TASK TO COMPLETE |
Extract all lines that hold the string "JSON".

RECORDS SHOWN |

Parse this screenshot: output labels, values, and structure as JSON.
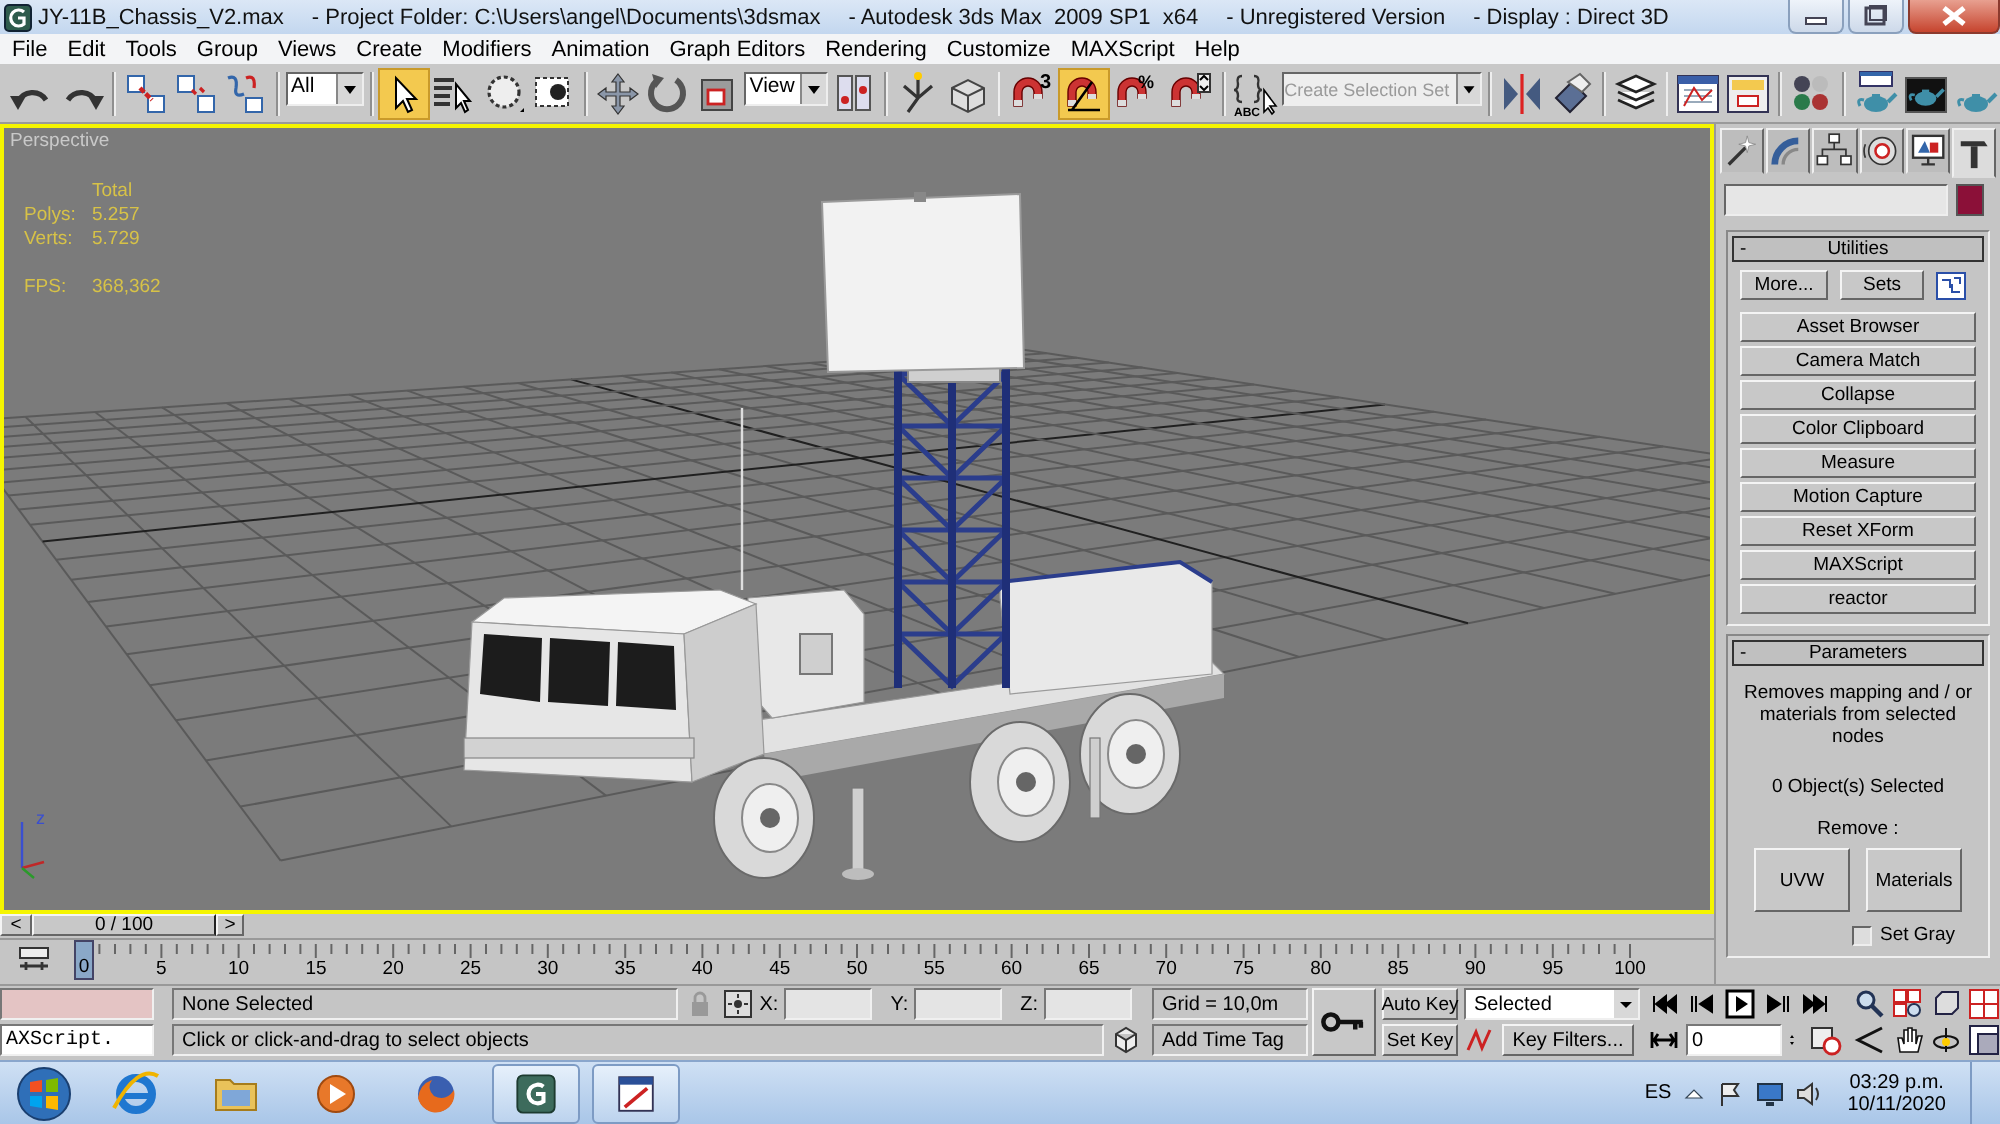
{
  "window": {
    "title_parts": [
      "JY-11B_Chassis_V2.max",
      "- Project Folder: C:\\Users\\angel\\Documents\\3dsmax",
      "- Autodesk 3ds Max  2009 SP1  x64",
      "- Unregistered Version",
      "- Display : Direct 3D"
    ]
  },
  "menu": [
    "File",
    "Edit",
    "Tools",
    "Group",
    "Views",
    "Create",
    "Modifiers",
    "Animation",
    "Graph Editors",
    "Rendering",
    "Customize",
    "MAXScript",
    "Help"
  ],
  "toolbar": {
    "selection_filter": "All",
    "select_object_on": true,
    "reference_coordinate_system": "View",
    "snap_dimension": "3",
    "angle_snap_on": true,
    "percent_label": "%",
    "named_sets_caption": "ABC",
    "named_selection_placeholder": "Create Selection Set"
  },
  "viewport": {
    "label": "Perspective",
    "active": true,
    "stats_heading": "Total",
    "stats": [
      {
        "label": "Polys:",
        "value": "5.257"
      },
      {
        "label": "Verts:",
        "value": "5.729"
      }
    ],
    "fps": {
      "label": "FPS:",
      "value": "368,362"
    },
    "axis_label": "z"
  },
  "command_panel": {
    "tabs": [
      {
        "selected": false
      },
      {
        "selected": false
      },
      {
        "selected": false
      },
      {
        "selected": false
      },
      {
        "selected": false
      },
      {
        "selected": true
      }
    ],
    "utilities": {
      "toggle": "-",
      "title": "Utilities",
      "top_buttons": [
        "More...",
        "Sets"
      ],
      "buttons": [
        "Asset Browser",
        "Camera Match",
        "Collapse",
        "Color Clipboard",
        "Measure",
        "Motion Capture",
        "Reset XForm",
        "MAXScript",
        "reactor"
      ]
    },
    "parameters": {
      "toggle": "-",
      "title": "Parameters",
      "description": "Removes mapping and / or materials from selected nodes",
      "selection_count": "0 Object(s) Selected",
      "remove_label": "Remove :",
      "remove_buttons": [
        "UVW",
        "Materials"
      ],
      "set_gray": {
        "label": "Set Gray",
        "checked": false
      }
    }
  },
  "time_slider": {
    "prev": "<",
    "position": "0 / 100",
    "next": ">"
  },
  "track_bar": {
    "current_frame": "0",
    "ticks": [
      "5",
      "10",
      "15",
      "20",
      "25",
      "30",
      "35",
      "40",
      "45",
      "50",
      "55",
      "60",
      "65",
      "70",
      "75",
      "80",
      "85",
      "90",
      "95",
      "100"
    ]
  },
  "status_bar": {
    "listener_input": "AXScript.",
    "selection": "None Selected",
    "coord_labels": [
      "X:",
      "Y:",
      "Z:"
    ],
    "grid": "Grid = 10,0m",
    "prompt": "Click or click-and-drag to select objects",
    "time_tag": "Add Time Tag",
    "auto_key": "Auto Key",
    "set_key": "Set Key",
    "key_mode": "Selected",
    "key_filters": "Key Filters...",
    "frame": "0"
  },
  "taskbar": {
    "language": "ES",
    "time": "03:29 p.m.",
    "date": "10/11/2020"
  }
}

--

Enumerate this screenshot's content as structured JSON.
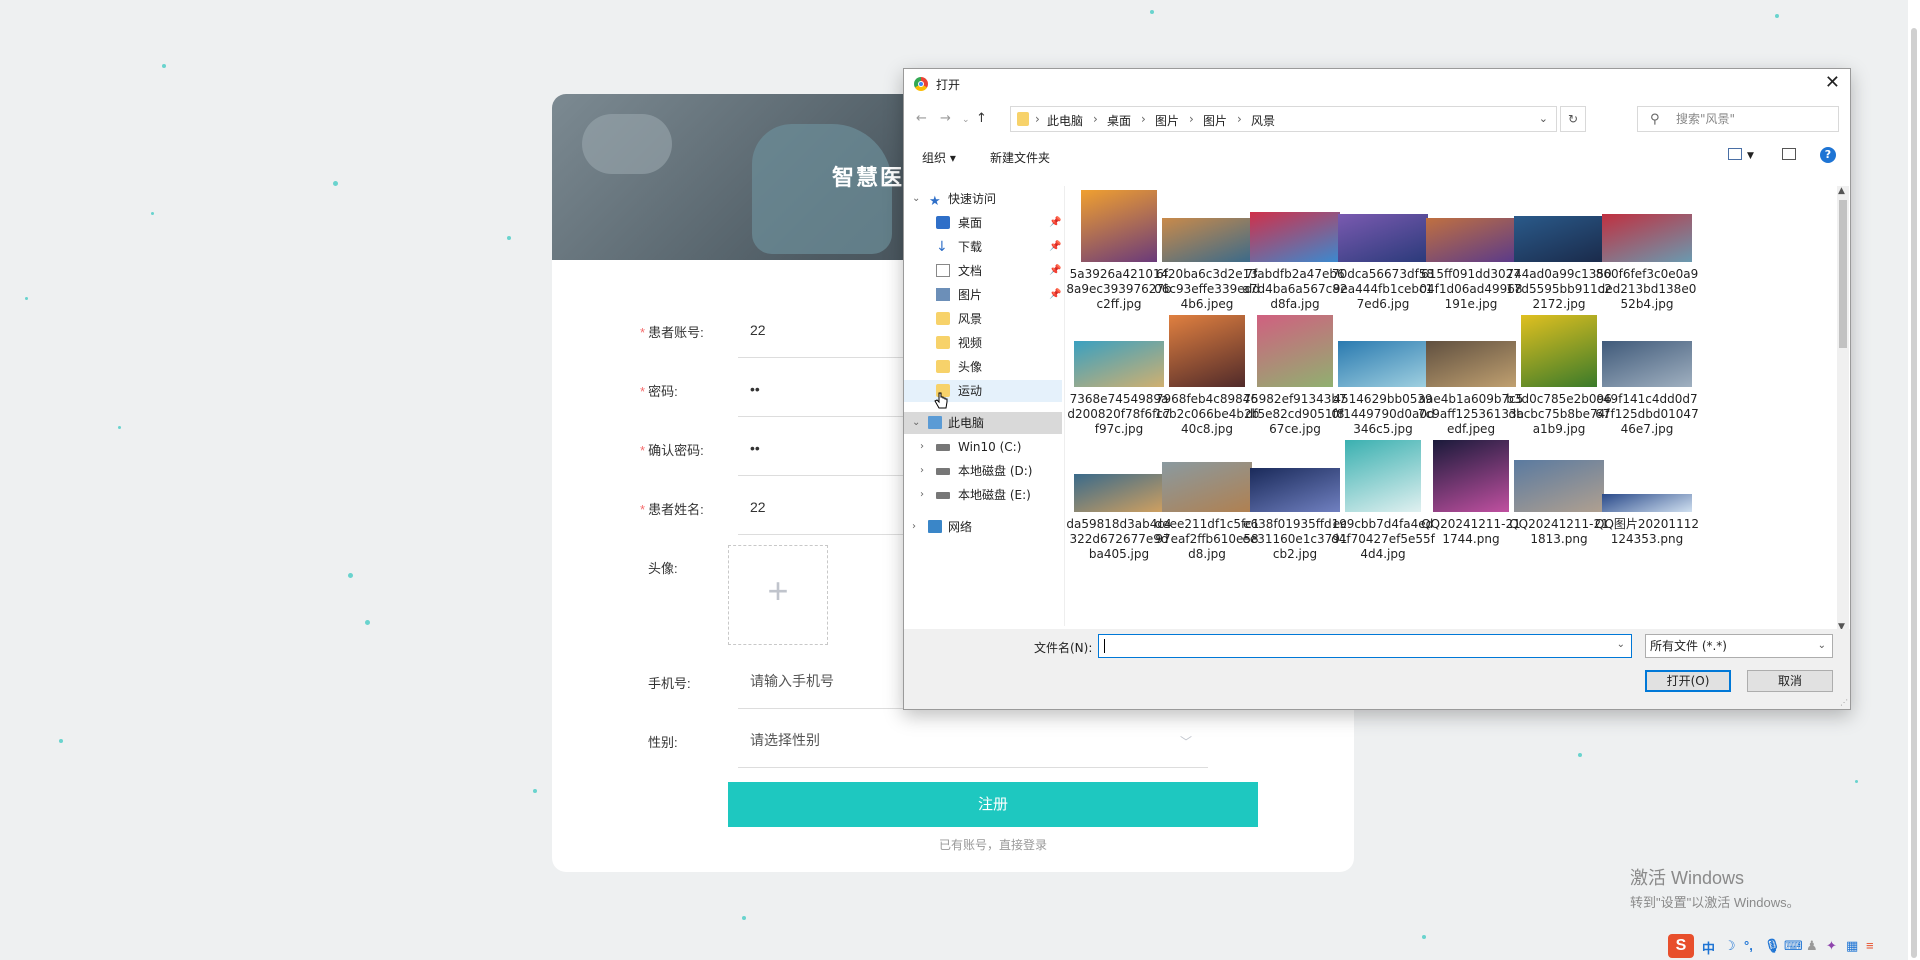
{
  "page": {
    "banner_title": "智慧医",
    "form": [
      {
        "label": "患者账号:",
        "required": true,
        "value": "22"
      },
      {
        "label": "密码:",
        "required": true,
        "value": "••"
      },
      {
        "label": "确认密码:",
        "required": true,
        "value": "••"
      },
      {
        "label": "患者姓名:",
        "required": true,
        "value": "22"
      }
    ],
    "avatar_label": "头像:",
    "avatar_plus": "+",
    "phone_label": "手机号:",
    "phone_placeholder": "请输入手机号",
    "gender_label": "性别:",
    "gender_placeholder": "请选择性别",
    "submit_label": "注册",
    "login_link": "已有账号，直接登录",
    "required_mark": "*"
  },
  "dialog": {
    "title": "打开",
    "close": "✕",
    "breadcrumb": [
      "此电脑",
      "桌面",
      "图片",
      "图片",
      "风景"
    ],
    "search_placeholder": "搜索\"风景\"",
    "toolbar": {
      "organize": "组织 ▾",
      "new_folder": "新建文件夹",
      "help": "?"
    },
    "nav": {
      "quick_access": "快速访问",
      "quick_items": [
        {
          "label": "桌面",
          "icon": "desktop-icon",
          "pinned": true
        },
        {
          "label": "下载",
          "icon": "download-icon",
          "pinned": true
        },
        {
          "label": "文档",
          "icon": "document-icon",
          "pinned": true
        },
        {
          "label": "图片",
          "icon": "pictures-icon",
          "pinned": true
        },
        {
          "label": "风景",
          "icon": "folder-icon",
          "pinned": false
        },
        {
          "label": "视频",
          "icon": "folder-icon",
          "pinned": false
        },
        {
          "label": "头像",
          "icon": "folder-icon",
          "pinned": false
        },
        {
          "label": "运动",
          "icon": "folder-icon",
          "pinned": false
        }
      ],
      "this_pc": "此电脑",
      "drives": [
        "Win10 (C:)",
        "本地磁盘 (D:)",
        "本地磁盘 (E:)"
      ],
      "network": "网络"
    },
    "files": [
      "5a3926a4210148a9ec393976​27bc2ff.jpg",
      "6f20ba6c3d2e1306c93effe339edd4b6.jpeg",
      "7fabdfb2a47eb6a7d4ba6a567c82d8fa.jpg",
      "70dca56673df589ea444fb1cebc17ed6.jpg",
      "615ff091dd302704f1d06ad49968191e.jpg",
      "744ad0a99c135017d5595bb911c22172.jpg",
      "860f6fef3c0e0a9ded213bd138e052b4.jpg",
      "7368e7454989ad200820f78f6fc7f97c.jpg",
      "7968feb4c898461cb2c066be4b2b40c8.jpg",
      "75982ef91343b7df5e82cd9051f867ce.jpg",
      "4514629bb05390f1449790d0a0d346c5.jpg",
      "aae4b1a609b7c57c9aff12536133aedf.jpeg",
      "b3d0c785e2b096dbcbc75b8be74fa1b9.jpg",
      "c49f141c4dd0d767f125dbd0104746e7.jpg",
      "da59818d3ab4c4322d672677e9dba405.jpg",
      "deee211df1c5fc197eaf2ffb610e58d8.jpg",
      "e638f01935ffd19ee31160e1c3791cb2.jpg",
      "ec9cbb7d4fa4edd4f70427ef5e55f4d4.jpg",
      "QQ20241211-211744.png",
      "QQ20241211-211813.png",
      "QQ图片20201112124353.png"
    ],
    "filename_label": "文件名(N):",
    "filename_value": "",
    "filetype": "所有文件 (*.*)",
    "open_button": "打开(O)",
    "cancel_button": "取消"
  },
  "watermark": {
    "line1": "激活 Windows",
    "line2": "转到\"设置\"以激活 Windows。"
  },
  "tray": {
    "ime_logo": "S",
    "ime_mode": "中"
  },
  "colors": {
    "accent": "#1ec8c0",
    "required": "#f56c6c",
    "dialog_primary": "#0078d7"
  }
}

RESULT OF THE EXERCISE |
Parse this screenshot: output labels, values, and structure as JSON.
Enumerate this screenshot's content as structured JSON.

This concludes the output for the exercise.